■ Exercise directions: Keep only the lines of the listing that include the word "name", and copy them.
[begin Entries supplied]
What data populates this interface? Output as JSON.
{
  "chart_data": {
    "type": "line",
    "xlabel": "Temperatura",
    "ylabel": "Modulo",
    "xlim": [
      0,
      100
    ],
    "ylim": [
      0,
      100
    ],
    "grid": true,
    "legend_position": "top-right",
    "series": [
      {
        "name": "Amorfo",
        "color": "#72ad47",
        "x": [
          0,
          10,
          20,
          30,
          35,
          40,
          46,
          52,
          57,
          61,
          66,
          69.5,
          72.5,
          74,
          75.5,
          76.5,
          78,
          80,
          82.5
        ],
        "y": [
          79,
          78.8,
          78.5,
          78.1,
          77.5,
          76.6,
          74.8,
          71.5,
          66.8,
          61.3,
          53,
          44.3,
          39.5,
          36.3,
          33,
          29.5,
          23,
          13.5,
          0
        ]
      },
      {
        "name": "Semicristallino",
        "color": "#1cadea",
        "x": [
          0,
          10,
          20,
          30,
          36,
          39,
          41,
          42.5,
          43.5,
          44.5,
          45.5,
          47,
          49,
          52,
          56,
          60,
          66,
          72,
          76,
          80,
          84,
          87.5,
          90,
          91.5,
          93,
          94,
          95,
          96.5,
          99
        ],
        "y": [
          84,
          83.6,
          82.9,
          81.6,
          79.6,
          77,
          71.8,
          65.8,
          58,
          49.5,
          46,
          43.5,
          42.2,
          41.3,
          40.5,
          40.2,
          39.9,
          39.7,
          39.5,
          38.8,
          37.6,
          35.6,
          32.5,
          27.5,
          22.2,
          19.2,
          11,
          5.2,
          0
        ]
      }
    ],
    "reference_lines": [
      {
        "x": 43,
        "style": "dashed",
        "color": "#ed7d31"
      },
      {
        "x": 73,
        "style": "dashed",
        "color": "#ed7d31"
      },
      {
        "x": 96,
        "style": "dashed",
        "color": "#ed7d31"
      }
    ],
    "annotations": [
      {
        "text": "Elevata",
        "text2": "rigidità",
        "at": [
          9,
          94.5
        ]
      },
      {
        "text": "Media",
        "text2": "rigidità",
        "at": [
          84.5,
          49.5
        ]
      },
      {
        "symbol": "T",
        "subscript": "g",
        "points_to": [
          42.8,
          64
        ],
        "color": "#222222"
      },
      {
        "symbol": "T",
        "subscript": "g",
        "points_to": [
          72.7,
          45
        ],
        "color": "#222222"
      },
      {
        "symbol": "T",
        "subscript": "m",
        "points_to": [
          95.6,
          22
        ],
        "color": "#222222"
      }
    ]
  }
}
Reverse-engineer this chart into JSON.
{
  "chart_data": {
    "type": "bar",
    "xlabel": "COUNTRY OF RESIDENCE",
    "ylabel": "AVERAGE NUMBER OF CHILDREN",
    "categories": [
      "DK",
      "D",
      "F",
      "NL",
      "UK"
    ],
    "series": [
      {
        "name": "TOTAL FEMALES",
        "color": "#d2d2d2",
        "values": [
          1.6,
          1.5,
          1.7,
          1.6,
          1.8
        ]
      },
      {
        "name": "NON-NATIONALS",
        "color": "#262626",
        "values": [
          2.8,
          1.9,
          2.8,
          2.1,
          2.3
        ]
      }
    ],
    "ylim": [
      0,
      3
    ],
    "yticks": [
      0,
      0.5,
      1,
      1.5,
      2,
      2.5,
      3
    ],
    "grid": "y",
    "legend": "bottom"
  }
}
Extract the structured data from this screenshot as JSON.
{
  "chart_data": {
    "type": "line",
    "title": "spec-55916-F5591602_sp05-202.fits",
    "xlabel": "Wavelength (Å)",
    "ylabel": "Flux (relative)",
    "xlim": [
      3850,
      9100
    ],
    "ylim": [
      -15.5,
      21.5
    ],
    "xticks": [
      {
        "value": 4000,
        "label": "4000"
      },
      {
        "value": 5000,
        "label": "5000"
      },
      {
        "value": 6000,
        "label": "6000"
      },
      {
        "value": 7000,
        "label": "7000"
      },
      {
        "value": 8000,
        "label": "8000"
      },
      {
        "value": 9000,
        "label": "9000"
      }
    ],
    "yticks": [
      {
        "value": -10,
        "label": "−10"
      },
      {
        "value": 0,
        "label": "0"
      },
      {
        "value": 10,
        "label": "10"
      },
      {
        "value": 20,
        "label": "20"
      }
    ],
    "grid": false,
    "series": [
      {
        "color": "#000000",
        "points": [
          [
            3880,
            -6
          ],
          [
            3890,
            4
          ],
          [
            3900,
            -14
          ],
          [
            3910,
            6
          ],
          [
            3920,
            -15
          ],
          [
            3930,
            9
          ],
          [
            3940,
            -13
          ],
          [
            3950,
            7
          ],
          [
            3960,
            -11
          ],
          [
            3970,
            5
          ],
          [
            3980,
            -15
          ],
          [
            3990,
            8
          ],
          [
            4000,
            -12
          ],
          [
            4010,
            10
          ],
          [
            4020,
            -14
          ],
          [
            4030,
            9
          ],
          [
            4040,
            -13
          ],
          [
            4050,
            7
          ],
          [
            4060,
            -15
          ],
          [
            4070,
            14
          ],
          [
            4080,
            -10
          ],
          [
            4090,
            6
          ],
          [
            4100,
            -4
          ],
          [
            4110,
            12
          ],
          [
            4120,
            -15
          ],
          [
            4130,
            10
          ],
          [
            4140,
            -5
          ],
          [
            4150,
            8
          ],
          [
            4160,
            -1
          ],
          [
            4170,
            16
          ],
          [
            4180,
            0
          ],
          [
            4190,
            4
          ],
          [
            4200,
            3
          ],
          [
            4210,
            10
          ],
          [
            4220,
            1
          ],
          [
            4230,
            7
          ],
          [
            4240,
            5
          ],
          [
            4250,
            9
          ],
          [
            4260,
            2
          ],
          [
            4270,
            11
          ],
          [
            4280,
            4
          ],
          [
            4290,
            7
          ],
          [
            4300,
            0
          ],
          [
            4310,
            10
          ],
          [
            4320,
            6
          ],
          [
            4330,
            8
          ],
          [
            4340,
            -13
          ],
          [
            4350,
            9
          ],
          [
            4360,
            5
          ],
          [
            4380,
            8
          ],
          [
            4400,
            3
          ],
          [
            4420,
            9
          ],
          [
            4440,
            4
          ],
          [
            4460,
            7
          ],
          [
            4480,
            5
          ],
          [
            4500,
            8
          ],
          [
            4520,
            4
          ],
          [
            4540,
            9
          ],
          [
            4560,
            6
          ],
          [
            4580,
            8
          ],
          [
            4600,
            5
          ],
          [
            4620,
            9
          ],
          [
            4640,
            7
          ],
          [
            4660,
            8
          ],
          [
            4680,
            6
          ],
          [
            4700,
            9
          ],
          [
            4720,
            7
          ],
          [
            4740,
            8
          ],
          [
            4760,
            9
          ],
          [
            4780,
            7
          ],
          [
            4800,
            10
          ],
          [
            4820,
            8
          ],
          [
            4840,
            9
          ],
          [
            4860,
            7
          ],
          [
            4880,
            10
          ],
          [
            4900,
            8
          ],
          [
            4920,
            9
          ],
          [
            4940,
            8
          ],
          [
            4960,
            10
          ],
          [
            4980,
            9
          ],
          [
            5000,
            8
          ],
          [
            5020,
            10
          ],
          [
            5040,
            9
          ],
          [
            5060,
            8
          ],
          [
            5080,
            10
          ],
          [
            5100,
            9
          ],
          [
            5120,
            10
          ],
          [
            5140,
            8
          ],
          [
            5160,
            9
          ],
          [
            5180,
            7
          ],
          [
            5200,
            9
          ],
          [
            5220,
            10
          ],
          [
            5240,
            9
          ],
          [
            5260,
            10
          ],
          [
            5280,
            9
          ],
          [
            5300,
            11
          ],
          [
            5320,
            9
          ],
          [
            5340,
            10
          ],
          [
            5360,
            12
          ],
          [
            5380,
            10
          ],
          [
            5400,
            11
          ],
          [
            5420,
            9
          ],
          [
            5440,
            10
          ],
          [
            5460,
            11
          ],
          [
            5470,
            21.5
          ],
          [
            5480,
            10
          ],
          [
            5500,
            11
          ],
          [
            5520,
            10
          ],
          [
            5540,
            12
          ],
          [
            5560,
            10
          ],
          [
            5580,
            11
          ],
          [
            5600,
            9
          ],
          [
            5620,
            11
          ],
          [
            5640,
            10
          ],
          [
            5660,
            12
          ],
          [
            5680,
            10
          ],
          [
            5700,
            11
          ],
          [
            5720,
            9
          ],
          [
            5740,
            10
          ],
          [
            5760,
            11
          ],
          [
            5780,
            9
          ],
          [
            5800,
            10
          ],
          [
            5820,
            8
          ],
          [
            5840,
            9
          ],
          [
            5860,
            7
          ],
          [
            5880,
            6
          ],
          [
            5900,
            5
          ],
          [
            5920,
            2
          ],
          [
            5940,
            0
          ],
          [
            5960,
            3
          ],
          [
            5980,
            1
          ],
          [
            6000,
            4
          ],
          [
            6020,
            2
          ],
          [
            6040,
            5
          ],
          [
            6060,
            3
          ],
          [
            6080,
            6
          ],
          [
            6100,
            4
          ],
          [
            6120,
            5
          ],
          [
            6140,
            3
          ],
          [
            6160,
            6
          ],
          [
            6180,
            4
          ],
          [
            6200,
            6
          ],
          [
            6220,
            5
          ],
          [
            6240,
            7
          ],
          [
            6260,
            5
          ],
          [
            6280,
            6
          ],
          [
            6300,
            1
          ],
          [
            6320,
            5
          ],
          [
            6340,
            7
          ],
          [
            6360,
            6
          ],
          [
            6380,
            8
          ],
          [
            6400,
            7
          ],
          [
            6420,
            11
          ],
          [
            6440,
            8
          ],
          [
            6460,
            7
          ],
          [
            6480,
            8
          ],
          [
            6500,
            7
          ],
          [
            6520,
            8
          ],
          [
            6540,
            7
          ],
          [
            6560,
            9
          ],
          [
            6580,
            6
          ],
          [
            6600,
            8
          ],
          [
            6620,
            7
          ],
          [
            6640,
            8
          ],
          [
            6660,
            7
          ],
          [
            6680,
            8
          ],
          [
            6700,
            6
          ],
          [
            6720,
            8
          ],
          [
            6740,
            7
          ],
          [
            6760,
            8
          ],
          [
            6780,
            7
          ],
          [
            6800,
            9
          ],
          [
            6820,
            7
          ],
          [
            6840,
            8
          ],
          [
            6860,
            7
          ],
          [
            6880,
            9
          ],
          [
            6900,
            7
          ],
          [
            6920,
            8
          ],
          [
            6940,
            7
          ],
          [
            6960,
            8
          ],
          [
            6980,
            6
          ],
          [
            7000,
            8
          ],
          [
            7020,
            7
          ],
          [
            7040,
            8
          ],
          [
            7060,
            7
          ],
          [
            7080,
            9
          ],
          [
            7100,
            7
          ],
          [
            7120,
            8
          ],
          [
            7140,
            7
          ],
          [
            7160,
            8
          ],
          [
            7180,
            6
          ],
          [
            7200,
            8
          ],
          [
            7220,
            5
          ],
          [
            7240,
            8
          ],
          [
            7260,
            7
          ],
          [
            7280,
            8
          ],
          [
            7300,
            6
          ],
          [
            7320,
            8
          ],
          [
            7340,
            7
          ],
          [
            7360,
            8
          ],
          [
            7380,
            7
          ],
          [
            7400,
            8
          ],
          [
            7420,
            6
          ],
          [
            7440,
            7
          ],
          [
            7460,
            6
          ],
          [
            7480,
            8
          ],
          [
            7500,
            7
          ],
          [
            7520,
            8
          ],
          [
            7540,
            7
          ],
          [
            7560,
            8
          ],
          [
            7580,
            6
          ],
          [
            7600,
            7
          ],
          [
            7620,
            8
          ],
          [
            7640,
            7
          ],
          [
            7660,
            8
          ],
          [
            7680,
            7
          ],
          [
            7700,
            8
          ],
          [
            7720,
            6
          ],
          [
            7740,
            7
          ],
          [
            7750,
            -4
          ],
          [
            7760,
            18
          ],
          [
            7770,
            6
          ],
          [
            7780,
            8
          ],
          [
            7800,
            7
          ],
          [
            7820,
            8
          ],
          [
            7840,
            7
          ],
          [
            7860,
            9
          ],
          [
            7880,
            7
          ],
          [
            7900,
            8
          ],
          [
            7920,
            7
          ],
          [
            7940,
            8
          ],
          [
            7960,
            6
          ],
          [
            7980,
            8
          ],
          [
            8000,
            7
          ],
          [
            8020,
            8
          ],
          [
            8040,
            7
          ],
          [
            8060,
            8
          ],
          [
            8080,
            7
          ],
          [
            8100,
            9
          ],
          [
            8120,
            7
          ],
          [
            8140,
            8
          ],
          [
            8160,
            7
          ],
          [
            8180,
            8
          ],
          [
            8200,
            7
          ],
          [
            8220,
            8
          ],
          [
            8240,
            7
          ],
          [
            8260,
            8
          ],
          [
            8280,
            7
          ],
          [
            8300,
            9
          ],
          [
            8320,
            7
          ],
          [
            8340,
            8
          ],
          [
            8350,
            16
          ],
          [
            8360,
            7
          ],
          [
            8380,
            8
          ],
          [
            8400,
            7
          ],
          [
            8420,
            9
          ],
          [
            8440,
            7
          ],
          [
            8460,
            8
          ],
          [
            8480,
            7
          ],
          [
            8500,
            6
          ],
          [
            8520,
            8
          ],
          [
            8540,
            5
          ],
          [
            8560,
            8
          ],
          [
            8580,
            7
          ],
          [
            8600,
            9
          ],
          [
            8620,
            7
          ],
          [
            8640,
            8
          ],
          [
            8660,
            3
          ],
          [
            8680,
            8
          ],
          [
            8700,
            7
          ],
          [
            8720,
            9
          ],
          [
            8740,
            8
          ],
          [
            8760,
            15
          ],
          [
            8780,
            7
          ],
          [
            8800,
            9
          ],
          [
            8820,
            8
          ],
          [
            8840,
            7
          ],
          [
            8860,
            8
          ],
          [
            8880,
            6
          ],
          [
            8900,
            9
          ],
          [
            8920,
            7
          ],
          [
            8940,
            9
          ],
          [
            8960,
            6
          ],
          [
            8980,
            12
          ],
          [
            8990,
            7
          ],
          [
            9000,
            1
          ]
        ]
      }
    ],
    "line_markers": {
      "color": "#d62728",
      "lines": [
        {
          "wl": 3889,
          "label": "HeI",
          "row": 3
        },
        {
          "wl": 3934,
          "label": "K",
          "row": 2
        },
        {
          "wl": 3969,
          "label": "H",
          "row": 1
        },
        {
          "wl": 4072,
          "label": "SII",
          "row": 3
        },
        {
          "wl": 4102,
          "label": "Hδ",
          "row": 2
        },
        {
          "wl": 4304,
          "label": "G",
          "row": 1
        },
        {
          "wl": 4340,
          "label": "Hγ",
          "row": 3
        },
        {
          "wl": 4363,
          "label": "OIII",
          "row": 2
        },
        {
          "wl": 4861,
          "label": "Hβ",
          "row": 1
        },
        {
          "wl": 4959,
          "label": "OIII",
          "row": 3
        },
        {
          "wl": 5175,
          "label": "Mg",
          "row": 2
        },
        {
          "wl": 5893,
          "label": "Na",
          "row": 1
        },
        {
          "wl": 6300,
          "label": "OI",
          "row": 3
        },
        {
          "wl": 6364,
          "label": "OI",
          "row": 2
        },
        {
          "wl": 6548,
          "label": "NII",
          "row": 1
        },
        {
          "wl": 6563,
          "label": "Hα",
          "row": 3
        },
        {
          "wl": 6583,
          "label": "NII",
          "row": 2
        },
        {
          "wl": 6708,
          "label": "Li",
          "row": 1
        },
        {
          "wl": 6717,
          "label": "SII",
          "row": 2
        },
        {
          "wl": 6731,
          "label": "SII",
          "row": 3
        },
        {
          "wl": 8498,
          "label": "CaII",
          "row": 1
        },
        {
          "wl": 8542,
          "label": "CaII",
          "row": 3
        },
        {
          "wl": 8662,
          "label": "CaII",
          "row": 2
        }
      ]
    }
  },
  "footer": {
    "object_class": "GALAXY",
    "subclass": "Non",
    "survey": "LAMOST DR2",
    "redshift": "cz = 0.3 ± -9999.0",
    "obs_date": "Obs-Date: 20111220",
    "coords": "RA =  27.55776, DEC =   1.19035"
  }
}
[end Entries supplied]
■ Response:
        "name": "Amorfo",
        "name": "Semicristallino",
        "name": "TOTAL FEMALES",
        "name": "NON-NATIONALS",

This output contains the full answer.